RECORD EXTRACTS:
>>>

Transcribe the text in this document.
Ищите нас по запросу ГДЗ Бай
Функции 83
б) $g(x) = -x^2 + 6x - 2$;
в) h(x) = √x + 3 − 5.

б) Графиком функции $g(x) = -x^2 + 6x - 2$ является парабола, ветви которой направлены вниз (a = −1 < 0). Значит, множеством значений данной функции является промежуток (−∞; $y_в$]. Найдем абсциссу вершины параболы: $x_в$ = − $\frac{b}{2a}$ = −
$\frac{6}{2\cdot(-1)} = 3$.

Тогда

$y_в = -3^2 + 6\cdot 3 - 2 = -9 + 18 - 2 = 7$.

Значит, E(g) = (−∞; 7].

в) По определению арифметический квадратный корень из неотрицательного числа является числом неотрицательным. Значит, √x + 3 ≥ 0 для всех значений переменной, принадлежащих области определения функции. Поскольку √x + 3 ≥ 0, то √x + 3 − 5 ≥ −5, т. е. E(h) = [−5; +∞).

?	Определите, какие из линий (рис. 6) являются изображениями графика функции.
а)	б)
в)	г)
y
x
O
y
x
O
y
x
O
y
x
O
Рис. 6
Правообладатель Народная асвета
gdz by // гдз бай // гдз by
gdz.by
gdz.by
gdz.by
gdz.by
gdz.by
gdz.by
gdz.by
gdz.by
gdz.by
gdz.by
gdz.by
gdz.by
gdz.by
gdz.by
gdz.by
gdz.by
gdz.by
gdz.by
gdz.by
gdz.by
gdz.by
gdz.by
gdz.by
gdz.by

<<<

PROBLEM REQUIREMENTS: Exact output of every entry is required.

RESULT OF THE EXERCISE:
Transcribe the text in this document.
Ищите нас по запросу ГДЗ Бай
Функции 83
б) $g(x) = -x^2 + 6x - 2$;
в) h(x) = √x + 3 − 5.

б) Графиком функции $g(x) = -x^2 + 6x - 2$ является парабола, ветви которой направлены вниз (a = −1 < 0). Значит, множеством значений данной функции является промежуток (−∞; $y_в$]. Найдем абсциссу вершины параболы: $x_в$ = − $\frac{b}{2a}$ = −
$\frac{6}{2\cdot(-1)} = 3$.

Тогда

$y_в = -3^2 + 6\cdot 3 - 2 = -9 + 18 - 2 = 7$.

Значит, E(g) = (−∞; 7].

в) По определению арифметический квадратный корень из неотрицательного числа является числом неотрицательным. Значит, √x + 3 ≥ 0 для всех значений переменной, принадлежащих области определения функции. Поскольку √x + 3 ≥ 0, то √x + 3 − 5 ≥ −5, т. е. E(h) = [−5; +∞).

?	Определите, какие из линий (рис. 6) являются изображениями графика функции.
а)	б)
в)	г)
y
x
O
y
x
O
y
x
O
y
x
O
Рис. 6
Правообладатель Народная асвета
gdz by // гдз бай // гдз by
gdz.by
gdz.by
gdz.by
gdz.by
gdz.by
gdz.by
gdz.by
gdz.by
gdz.by
gdz.by
gdz.by
gdz.by
gdz.by
gdz.by
gdz.by
gdz.by
gdz.by
gdz.by
gdz.by
gdz.by
gdz.by
gdz.by
gdz.by
gdz.by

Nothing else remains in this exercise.